STATED TASK> Please output only the lines that run from the line containing "Transcribe the text in this document." through the end of the material below, exactly.

#####

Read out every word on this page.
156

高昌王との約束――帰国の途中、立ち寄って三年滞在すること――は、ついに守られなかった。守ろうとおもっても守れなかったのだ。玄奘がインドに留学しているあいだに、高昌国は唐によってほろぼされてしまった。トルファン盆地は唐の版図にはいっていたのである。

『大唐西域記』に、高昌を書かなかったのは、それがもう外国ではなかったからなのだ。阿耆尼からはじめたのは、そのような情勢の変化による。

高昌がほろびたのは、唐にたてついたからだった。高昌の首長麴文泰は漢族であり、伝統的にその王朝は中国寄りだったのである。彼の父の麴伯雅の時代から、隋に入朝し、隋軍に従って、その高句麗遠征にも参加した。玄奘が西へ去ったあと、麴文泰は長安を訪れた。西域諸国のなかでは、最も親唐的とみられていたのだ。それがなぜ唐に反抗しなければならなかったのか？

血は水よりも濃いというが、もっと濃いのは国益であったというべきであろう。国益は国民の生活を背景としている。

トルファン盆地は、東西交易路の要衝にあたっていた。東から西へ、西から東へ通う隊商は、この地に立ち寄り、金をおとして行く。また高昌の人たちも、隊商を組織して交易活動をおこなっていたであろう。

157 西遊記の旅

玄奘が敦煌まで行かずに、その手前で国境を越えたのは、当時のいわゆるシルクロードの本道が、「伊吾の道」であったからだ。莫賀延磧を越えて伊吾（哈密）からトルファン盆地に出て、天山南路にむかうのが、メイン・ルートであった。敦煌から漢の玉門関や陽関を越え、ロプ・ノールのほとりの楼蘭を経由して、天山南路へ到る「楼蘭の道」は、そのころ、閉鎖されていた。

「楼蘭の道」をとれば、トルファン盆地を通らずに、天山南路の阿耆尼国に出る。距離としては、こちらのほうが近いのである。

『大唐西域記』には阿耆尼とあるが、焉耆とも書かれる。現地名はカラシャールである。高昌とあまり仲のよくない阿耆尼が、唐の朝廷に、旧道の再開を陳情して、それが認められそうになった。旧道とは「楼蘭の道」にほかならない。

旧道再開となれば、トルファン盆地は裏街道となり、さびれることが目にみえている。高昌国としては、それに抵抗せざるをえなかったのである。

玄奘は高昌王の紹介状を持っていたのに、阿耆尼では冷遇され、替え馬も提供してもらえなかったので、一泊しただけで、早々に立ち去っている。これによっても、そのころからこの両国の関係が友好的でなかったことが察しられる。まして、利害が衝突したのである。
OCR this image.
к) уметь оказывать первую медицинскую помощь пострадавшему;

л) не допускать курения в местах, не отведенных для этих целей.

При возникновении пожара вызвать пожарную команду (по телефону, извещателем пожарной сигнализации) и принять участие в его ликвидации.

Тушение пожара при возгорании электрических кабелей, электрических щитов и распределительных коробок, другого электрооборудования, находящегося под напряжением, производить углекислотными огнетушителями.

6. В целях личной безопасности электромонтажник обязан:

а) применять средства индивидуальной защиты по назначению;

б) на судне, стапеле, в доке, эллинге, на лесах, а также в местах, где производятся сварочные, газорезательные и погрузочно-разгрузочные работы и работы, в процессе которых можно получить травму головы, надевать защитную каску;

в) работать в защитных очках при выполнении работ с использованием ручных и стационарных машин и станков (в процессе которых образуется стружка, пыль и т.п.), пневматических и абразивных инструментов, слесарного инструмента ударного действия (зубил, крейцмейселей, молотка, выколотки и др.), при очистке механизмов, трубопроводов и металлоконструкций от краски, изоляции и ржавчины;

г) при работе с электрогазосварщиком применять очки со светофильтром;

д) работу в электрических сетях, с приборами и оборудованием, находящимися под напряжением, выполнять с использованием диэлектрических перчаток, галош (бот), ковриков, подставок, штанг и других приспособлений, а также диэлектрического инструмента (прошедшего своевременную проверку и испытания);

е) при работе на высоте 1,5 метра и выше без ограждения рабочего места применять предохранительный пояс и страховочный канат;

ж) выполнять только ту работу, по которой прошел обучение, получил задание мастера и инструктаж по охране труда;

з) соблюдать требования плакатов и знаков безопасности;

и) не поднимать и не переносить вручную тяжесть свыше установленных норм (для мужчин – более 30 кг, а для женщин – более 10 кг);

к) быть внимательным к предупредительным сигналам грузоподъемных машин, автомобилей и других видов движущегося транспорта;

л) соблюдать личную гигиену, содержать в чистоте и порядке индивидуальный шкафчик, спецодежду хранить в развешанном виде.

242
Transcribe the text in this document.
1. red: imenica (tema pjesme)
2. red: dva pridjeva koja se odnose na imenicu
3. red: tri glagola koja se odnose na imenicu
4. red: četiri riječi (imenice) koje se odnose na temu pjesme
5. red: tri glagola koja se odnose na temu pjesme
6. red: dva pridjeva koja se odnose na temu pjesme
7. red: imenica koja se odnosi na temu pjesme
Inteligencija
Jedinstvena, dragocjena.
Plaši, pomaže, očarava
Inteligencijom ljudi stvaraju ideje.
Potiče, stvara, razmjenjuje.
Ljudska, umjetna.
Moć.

#####

COMPLETE OUTPUT>
Transcribe the text in this document.
1. red: imenica (tema pjesme)
2. red: dva pridjeva koja se odnose na imenicu
3. red: tri glagola koja se odnose na imenicu
4. red: četiri riječi (imenice) koje se odnose na temu pjesme
5. red: tri glagola koja se odnose na temu pjesme
6. red: dva pridjeva koja se odnose na temu pjesme
7. red: imenica koja se odnosi na temu pjesme
Inteligencija
Jedinstvena, dragocjena.
Plaši, pomaže, očarava
Inteligencijom ljudi stvaraju ideje.
Potiče, stvara, razmjenjuje.
Ljudska, umjetna.
Moć.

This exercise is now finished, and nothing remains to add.